● What to do: Answer with one number only: the number of lines that contain "blob".

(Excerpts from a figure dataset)

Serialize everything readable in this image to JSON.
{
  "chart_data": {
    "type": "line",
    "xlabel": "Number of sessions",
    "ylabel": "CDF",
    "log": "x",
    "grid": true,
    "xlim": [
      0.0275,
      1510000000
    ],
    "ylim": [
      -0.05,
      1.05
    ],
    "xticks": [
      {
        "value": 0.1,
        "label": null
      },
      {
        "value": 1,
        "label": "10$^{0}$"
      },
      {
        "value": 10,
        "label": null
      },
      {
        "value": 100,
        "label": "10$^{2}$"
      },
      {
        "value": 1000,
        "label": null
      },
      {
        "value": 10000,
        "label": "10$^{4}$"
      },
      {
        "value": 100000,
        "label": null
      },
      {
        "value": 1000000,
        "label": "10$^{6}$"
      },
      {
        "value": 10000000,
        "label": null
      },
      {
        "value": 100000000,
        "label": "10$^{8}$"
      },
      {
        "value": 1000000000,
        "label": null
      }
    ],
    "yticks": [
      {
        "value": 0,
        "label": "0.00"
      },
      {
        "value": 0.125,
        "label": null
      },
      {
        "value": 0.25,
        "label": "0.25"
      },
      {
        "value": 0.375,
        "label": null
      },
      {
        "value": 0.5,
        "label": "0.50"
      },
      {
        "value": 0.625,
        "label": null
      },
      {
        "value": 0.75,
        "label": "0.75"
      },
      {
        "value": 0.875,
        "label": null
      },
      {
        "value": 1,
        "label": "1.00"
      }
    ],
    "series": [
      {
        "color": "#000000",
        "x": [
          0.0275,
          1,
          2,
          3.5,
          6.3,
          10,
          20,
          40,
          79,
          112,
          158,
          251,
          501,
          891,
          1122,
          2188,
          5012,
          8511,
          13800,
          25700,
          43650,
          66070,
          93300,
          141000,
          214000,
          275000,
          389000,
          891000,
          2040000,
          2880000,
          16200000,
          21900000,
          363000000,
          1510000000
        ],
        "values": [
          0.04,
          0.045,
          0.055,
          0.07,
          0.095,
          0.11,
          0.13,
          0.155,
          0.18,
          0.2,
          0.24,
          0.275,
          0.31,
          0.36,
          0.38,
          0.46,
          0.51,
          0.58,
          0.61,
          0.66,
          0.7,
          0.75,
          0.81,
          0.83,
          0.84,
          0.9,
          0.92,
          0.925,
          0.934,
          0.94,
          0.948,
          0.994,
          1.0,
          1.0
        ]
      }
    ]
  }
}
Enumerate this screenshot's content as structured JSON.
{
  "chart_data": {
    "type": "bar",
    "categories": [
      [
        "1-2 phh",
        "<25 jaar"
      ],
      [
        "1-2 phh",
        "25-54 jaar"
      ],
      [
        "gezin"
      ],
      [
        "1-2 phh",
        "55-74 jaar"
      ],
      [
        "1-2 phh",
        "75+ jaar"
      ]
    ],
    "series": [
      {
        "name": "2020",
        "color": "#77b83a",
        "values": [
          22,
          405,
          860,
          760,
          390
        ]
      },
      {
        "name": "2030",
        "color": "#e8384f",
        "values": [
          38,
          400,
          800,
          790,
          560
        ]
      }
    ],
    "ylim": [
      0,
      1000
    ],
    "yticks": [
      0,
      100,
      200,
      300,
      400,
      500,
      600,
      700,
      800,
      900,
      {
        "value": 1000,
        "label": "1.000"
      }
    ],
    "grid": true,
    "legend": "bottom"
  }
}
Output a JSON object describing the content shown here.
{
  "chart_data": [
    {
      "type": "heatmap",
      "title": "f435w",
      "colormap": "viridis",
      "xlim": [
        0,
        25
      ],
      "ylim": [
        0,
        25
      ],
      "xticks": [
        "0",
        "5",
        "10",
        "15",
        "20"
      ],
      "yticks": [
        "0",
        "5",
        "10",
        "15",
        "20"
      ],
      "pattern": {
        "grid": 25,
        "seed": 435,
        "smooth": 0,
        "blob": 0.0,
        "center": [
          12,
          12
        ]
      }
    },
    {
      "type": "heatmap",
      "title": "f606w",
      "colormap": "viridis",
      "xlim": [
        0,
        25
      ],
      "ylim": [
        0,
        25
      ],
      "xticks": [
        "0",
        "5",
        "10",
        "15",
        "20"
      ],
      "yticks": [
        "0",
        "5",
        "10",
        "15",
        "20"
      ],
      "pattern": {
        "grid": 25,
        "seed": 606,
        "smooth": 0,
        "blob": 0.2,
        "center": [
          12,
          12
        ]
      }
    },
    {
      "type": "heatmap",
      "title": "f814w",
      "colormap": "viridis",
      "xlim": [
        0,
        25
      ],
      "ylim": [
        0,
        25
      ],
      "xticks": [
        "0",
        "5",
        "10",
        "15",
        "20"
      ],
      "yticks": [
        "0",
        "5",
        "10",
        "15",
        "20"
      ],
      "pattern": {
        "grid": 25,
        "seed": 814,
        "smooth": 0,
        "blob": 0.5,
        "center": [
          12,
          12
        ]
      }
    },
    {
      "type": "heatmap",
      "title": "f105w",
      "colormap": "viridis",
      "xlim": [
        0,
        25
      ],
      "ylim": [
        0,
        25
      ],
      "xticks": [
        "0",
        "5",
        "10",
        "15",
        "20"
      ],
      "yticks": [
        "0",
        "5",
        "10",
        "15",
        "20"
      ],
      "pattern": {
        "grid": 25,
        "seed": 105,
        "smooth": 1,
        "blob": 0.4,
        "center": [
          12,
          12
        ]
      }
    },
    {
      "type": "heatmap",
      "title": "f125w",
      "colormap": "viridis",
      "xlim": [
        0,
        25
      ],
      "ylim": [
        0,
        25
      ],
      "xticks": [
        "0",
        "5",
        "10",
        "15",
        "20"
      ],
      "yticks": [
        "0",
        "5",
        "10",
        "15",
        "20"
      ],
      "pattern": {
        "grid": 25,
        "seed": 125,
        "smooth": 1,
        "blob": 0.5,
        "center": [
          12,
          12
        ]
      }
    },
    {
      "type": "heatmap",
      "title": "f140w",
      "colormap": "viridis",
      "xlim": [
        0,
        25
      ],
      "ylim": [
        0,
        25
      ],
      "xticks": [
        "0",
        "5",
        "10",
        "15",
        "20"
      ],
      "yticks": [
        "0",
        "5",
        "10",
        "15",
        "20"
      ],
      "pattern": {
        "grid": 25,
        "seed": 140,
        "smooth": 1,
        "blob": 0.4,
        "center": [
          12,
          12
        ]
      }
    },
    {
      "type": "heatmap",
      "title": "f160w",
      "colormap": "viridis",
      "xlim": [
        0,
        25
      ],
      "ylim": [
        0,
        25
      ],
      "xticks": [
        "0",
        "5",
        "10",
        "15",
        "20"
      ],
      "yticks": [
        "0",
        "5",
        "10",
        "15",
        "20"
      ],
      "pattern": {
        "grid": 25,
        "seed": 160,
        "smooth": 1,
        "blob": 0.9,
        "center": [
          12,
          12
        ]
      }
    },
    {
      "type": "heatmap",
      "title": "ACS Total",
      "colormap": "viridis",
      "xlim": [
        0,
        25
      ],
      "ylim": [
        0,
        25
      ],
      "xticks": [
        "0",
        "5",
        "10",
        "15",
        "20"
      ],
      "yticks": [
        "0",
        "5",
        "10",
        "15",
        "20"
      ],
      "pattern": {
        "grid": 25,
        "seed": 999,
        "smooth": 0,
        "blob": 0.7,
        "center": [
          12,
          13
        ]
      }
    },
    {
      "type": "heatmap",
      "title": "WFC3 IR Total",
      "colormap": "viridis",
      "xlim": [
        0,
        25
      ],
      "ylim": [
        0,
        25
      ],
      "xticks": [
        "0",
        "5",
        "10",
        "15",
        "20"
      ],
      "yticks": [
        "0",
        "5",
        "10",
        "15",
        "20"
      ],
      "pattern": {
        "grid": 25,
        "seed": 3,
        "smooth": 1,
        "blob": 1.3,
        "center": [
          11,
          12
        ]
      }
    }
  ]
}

● Solution to this task: 9